Your task:
List all lines of the data that include the string "Shinjuku".

Records for this exercise:
• • • • • • •

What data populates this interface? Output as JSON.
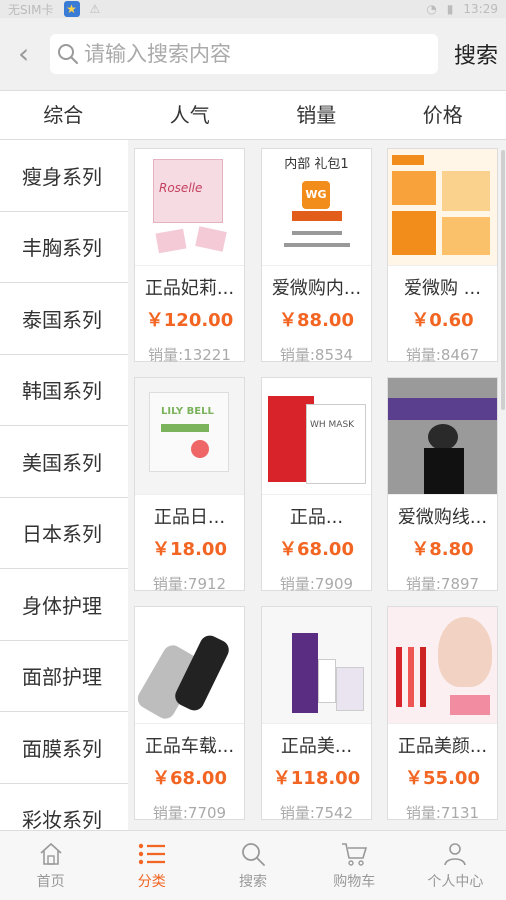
{
  "status_bar": {
    "carrier": "无SIM卡",
    "time": "13:29"
  },
  "header": {
    "back_icon": "chevron-left-icon",
    "search_placeholder": "请输入搜索内容",
    "search_button": "搜索"
  },
  "sort_tabs": [
    "综合",
    "人气",
    "销量",
    "价格"
  ],
  "sidebar": [
    "瘦身系列",
    "丰胸系列",
    "泰国系列",
    "韩国系列",
    "美国系列",
    "日本系列",
    "身体护理",
    "面部护理",
    "面膜系列",
    "彩妆系列"
  ],
  "products": [
    {
      "name": "正品妃莉...",
      "price": "￥120.00",
      "sales": "销量:13221",
      "img_text": "Roselle"
    },
    {
      "name": "爱微购内...",
      "price": "￥88.00",
      "sales": "销量:8534",
      "img_text": "内部 礼包1"
    },
    {
      "name": "爱微购 ...",
      "price": "￥0.60",
      "sales": "销量:8467",
      "img_text": ""
    },
    {
      "name": "正品日...",
      "price": "￥18.00",
      "sales": "销量:7912",
      "img_text": "LILY BELL"
    },
    {
      "name": "正品...",
      "price": "￥68.00",
      "sales": "销量:7909",
      "img_text": "WH MASK"
    },
    {
      "name": "爱微购线...",
      "price": "￥8.80",
      "sales": "销量:7897",
      "img_text": ""
    },
    {
      "name": "正品车载...",
      "price": "￥68.00",
      "sales": "销量:7709",
      "img_text": ""
    },
    {
      "name": "正品美...",
      "price": "￥118.00",
      "sales": "销量:7542",
      "img_text": ""
    },
    {
      "name": "正品美颜...",
      "price": "￥55.00",
      "sales": "销量:7131",
      "img_text": ""
    }
  ],
  "bottom_nav": [
    {
      "label": "首页",
      "icon": "home-icon"
    },
    {
      "label": "分类",
      "icon": "list-icon",
      "active": true
    },
    {
      "label": "搜索",
      "icon": "search-icon"
    },
    {
      "label": "购物车",
      "icon": "cart-icon"
    },
    {
      "label": "个人中心",
      "icon": "user-icon"
    }
  ],
  "colors": {
    "accent": "#f26522",
    "price": "#f26522"
  }
}
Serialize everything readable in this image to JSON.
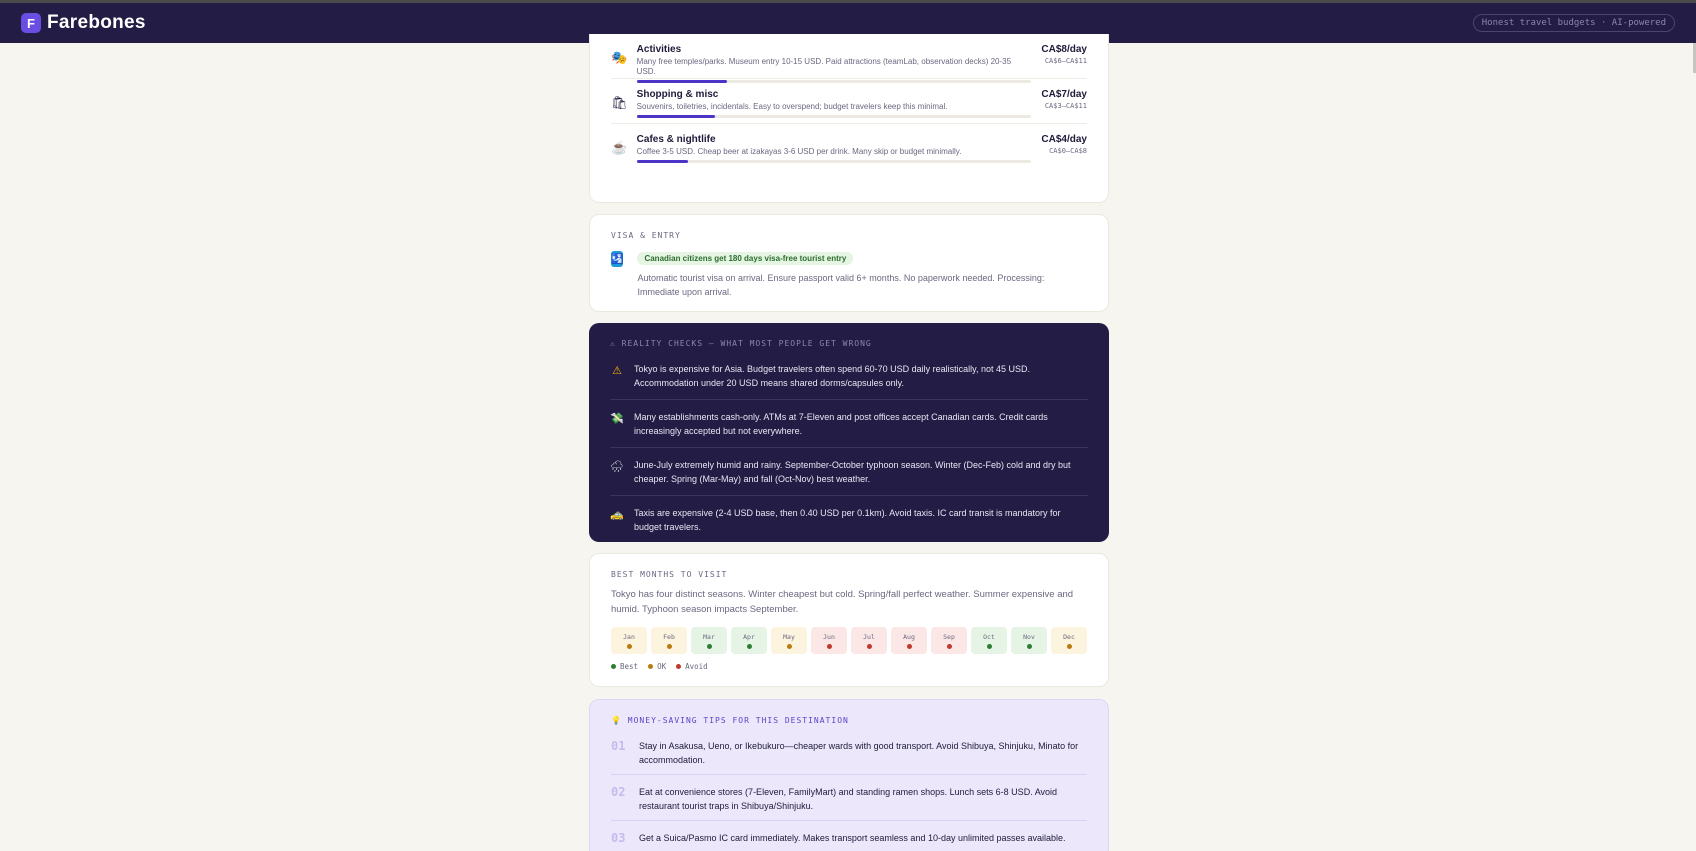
{
  "header": {
    "logo_letter": "F",
    "brand": "Farebones",
    "tagline": "Honest travel budgets · AI-powered"
  },
  "costs": [
    {
      "icon": "theater-masks-icon",
      "glyph": "🎭",
      "title": "Activities",
      "desc": "Many free temples/parks. Museum entry 10-15 USD. Paid attractions (teamLab, observation decks) 20-35 USD.",
      "per_day": "CA$8/day",
      "range": "CA$6–CA$11",
      "bar_fraction": 0.23
    },
    {
      "icon": "shopping-bag-icon",
      "glyph": "🛍",
      "title": "Shopping & misc",
      "desc": "Souvenirs, toiletries, incidentals. Easy to overspend; budget travelers keep this minimal.",
      "per_day": "CA$7/day",
      "range": "CA$3–CA$11",
      "bar_fraction": 0.2
    },
    {
      "icon": "coffee-icon",
      "glyph": "☕",
      "title": "Cafes & nightlife",
      "desc": "Coffee 3-5 USD. Cheap beer at izakayas 3-6 USD per drink. Many skip or budget minimally.",
      "per_day": "CA$4/day",
      "range": "CA$0–CA$8",
      "bar_fraction": 0.13
    }
  ],
  "visa": {
    "label": "VISA & ENTRY",
    "icon": "passport-control-icon",
    "badge": "Canadian citizens get 180 days visa-free tourist entry",
    "text": "Automatic tourist visa on arrival. Ensure passport valid 6+ months. No paperwork needed. Processing: Immediate upon arrival."
  },
  "reality": {
    "label": "⚠ REALITY CHECKS — WHAT MOST PEOPLE GET WRONG",
    "items": [
      {
        "icon": "warning-icon",
        "glyph": "⚠",
        "color": "#f5b301",
        "text": "Tokyo is expensive for Asia. Budget travelers often spend 60-70 USD daily realistically, not 45 USD. Accommodation under 20 USD means shared dorms/capsules only."
      },
      {
        "icon": "money-wings-icon",
        "glyph": "💸",
        "color": "#3ecf6a",
        "text": "Many establishments cash-only. ATMs at 7-Eleven and post offices accept Canadian cards. Credit cards increasingly accepted but not everywhere."
      },
      {
        "icon": "cloud-rain-icon",
        "glyph": "🌧",
        "color": "#dfe3ea",
        "text": "June-July extremely humid and rainy. September-October typhoon season. Winter (Dec-Feb) cold and dry but cheaper. Spring (Mar-May) and fall (Oct-Nov) best weather."
      },
      {
        "icon": "taxi-icon",
        "glyph": "🚕",
        "color": "#f5c518",
        "text": "Taxis are expensive (2-4 USD base, then 0.40 USD per 0.1km). Avoid taxis. IC card transit is mandatory for budget travelers."
      }
    ]
  },
  "months": {
    "label": "BEST MONTHS TO VISIT",
    "desc": "Tokyo has four distinct seasons. Winter cheapest but cold. Spring/fall perfect weather. Summer expensive and humid. Typhoon season impacts September.",
    "items": [
      {
        "name": "Jan",
        "rating": "ok"
      },
      {
        "name": "Feb",
        "rating": "ok"
      },
      {
        "name": "Mar",
        "rating": "best"
      },
      {
        "name": "Apr",
        "rating": "best"
      },
      {
        "name": "May",
        "rating": "ok"
      },
      {
        "name": "Jun",
        "rating": "avoid"
      },
      {
        "name": "Jul",
        "rating": "avoid"
      },
      {
        "name": "Aug",
        "rating": "avoid"
      },
      {
        "name": "Sep",
        "rating": "avoid"
      },
      {
        "name": "Oct",
        "rating": "best"
      },
      {
        "name": "Nov",
        "rating": "best"
      },
      {
        "name": "Dec",
        "rating": "ok"
      }
    ],
    "legend": {
      "best": "Best",
      "ok": "OK",
      "avoid": "Avoid"
    },
    "colors": {
      "best": "#2e7d32",
      "ok": "#b97a0e",
      "avoid": "#c0392b"
    }
  },
  "tips": {
    "icon": "lightbulb-icon",
    "glyph": "💡",
    "label": "MONEY-SAVING TIPS FOR THIS DESTINATION",
    "items": [
      {
        "num": "01",
        "text": "Stay in Asakusa, Ueno, or Ikebukuro—cheaper wards with good transport. Avoid Shibuya, Shinjuku, Minato for accommodation."
      },
      {
        "num": "02",
        "text": "Eat at convenience stores (7-Eleven, FamilyMart) and standing ramen shops. Lunch sets 6-8 USD. Avoid restaurant tourist traps in Shibuya/Shinjuku."
      },
      {
        "num": "03",
        "text": "Get a Suica/Pasmo IC card immediately. Makes transport seamless and 10-day unlimited passes available."
      }
    ]
  }
}
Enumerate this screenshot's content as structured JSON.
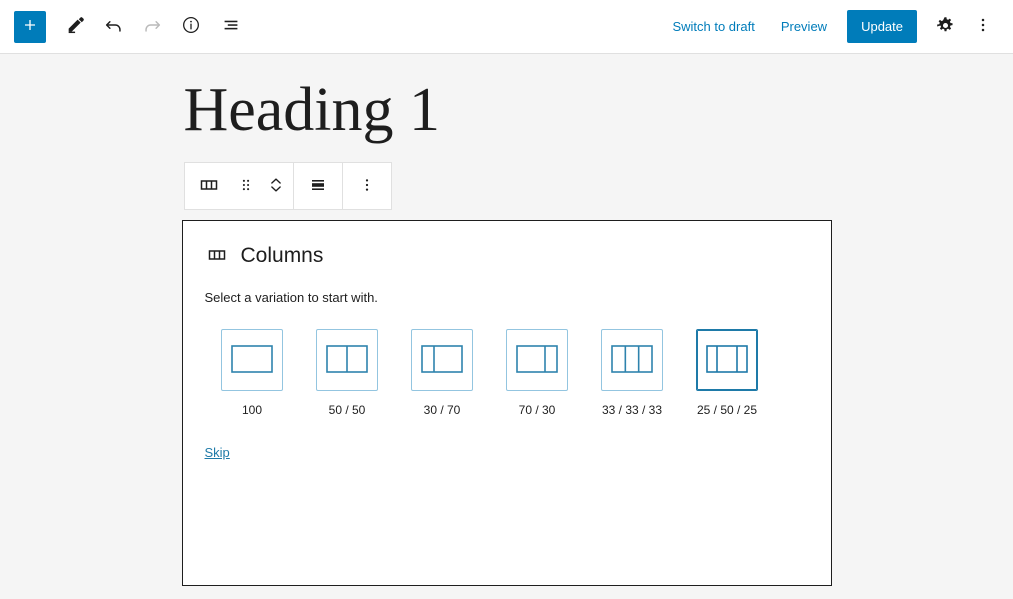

• • • • • • •

Answer to the problem:
        "text": "Stay in Asakusa, Ueno, or Ikebukuro—cheaper wards with good transport. Avoid Shibuya, Shinjuku, Minato for accommodation."
        "text": "Eat at convenience stores (7-Eleven, FamilyMart) and standing ramen shops. Lunch sets 6-8 USD. Avoid restaurant tourist traps in Shibuya/Shinjuku."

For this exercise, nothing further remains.